» **DIRECTIVE**
Reply with nothing except the number of lines that contain the word "себя".

Collected data entries
※ ※ ※
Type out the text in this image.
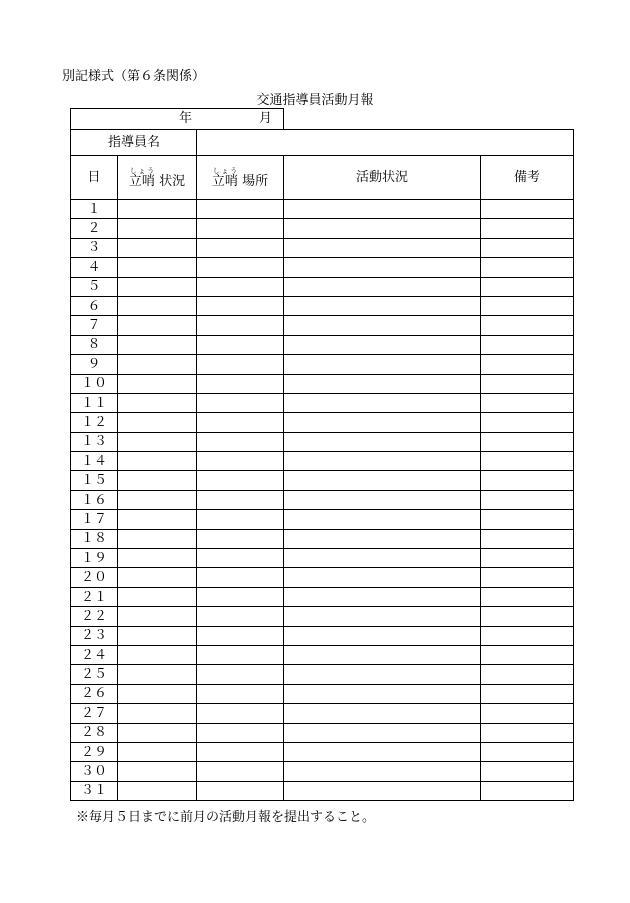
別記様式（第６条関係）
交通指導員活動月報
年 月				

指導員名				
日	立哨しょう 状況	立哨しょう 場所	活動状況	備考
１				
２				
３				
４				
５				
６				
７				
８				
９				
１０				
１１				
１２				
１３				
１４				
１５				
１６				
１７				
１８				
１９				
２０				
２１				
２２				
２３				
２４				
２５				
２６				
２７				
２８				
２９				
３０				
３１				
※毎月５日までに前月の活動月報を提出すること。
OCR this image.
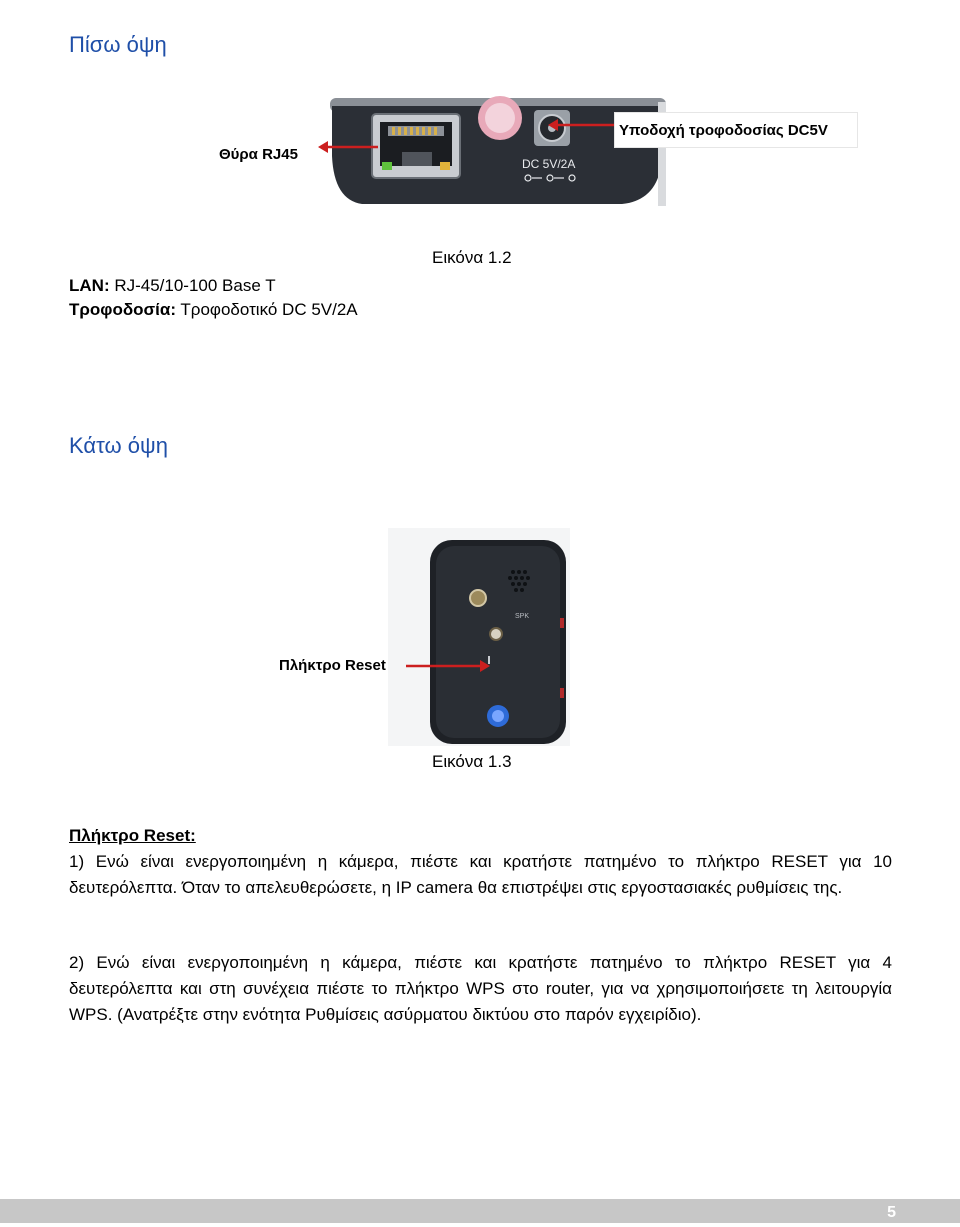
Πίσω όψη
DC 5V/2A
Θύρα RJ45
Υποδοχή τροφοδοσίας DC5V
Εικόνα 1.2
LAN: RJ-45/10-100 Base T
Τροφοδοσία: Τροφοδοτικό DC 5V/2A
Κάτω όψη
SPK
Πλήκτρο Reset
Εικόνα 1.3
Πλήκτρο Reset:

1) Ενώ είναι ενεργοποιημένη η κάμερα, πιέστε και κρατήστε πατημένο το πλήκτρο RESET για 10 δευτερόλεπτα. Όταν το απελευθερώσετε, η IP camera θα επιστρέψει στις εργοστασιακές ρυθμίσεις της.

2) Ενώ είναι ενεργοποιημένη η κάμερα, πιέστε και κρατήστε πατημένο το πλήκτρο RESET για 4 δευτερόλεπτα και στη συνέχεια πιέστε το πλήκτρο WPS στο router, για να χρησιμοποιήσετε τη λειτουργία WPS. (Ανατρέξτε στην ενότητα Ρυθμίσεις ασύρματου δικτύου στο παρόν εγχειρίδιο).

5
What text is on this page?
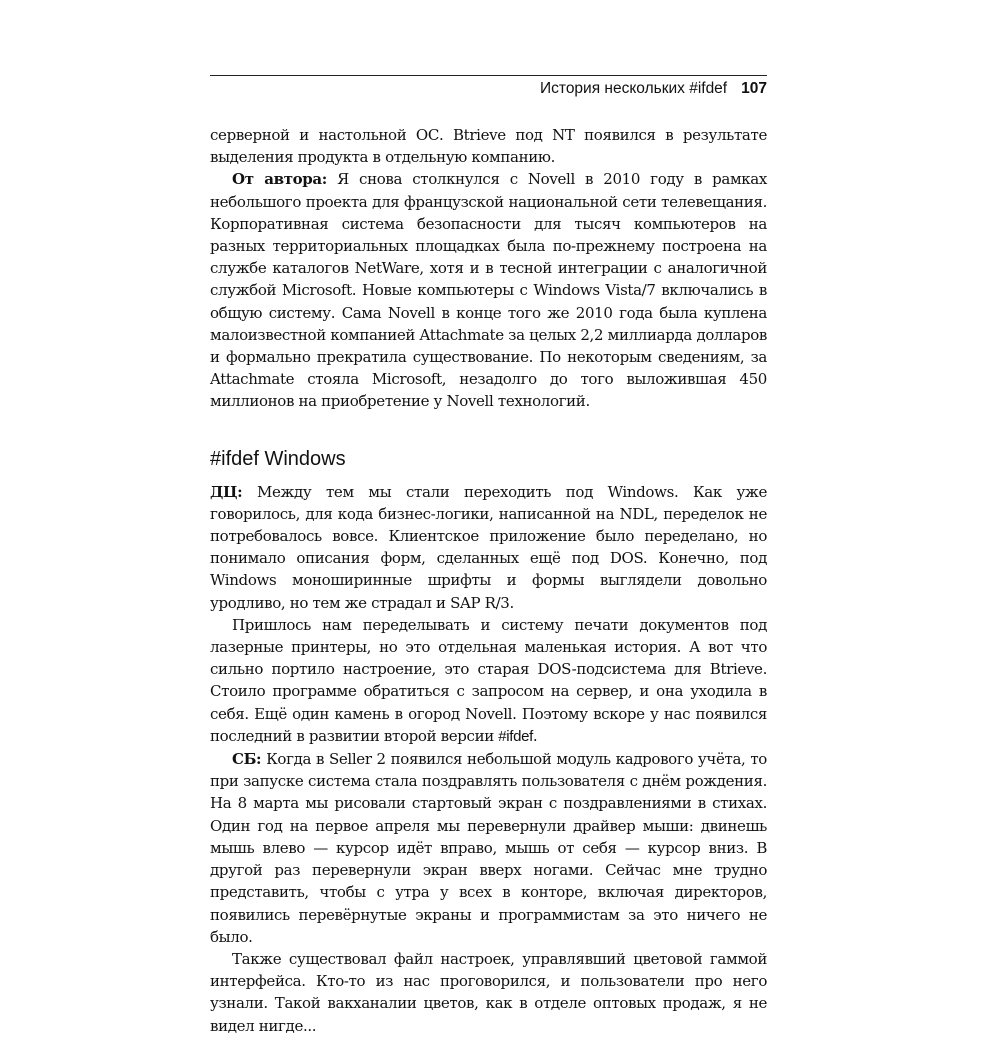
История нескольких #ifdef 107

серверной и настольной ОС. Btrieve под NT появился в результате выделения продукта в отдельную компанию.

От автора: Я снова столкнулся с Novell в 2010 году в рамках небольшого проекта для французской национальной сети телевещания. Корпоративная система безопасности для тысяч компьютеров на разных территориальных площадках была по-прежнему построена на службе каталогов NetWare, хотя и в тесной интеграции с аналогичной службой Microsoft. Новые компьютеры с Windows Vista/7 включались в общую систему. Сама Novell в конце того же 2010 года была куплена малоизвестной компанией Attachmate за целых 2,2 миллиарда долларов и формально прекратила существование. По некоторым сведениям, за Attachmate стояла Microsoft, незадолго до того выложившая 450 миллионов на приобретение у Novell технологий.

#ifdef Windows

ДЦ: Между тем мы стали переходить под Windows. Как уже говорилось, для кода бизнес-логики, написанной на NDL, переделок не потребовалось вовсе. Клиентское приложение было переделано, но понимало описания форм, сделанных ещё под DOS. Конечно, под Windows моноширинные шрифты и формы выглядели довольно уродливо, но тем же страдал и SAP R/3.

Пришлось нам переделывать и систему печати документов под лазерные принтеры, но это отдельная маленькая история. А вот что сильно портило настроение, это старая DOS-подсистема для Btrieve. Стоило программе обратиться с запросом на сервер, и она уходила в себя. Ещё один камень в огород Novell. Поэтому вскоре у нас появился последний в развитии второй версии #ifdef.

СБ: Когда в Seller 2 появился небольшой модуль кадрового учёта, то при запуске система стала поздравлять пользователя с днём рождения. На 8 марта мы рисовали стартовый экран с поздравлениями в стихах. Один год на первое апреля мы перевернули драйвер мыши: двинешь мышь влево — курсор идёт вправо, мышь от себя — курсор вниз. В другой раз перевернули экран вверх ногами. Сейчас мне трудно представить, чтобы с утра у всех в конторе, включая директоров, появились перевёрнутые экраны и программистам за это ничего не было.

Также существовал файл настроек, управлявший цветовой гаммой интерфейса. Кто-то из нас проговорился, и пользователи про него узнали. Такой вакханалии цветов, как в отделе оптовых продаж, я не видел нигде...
※ ※ ※
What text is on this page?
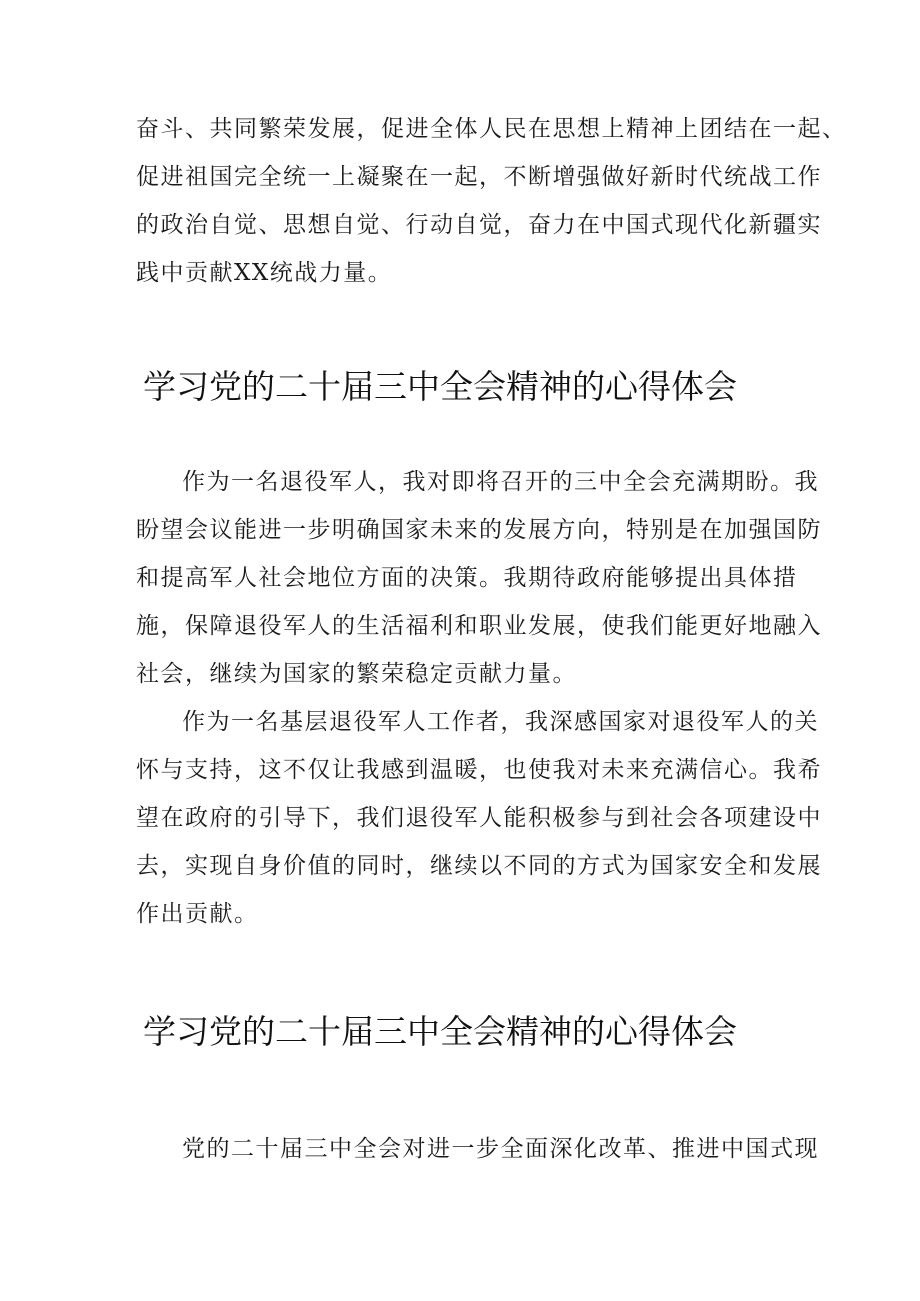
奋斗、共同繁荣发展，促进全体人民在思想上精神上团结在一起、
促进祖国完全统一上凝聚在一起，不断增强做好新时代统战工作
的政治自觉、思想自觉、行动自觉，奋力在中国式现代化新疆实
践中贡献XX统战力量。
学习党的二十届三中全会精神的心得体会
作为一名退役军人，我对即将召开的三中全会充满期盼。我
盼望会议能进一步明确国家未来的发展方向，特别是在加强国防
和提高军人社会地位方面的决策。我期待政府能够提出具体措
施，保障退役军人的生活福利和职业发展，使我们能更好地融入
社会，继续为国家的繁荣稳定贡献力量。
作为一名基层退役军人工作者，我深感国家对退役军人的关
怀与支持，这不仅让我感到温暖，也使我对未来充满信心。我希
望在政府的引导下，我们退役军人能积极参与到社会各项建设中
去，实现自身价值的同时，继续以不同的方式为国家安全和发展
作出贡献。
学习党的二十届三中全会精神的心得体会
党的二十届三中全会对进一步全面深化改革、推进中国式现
※ ※ ※
» **OUTPUT OF THE EXERCISE**
2